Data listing
=======
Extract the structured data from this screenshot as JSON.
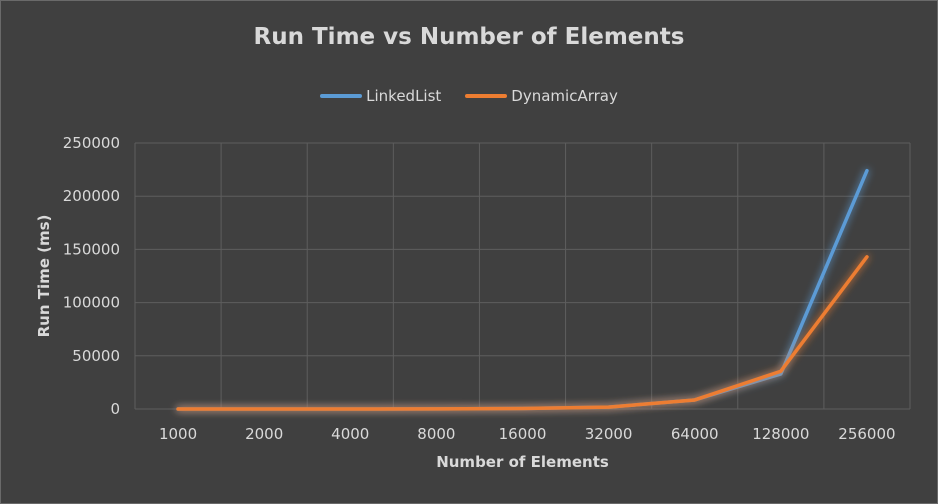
{
  "chart_data": {
    "type": "line",
    "title": "Run Time vs Number of Elements",
    "xlabel": "Number of Elements",
    "ylabel": "Run Time (ms)",
    "categories": [
      "1000",
      "2000",
      "4000",
      "8000",
      "16000",
      "32000",
      "64000",
      "128000",
      "256000"
    ],
    "ylim": [
      0,
      250000
    ],
    "yticks": [
      "0",
      "50000",
      "100000",
      "150000",
      "200000",
      "250000"
    ],
    "grid": true,
    "legend_position": "top",
    "series": [
      {
        "name": "LinkedList",
        "color": "#5b9bd5",
        "values": [
          0,
          0,
          0,
          100,
          500,
          1800,
          8500,
          33000,
          224000
        ]
      },
      {
        "name": "DynamicArray",
        "color": "#ed7d31",
        "values": [
          0,
          0,
          0,
          100,
          500,
          1800,
          8500,
          35500,
          143000
        ]
      }
    ]
  }
}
=======
WHAT THE EXERCISE ASKS
Make an exact copy of every record, pictures excluded.

ANSWER
Extract the structured data from this screenshot as JSON.
{
  "chart_data": {
    "type": "line",
    "title": "Run Time vs Number of Elements",
    "xlabel": "Number of Elements",
    "ylabel": "Run Time (ms)",
    "categories": [
      "1000",
      "2000",
      "4000",
      "8000",
      "16000",
      "32000",
      "64000",
      "128000",
      "256000"
    ],
    "ylim": [
      0,
      250000
    ],
    "yticks": [
      "0",
      "50000",
      "100000",
      "150000",
      "200000",
      "250000"
    ],
    "grid": true,
    "legend_position": "top",
    "series": [
      {
        "name": "LinkedList",
        "color": "#5b9bd5",
        "values": [
          0,
          0,
          0,
          100,
          500,
          1800,
          8500,
          33000,
          224000
        ]
      },
      {
        "name": "DynamicArray",
        "color": "#ed7d31",
        "values": [
          0,
          0,
          0,
          100,
          500,
          1800,
          8500,
          35500,
          143000
        ]
      }
    ]
  }
}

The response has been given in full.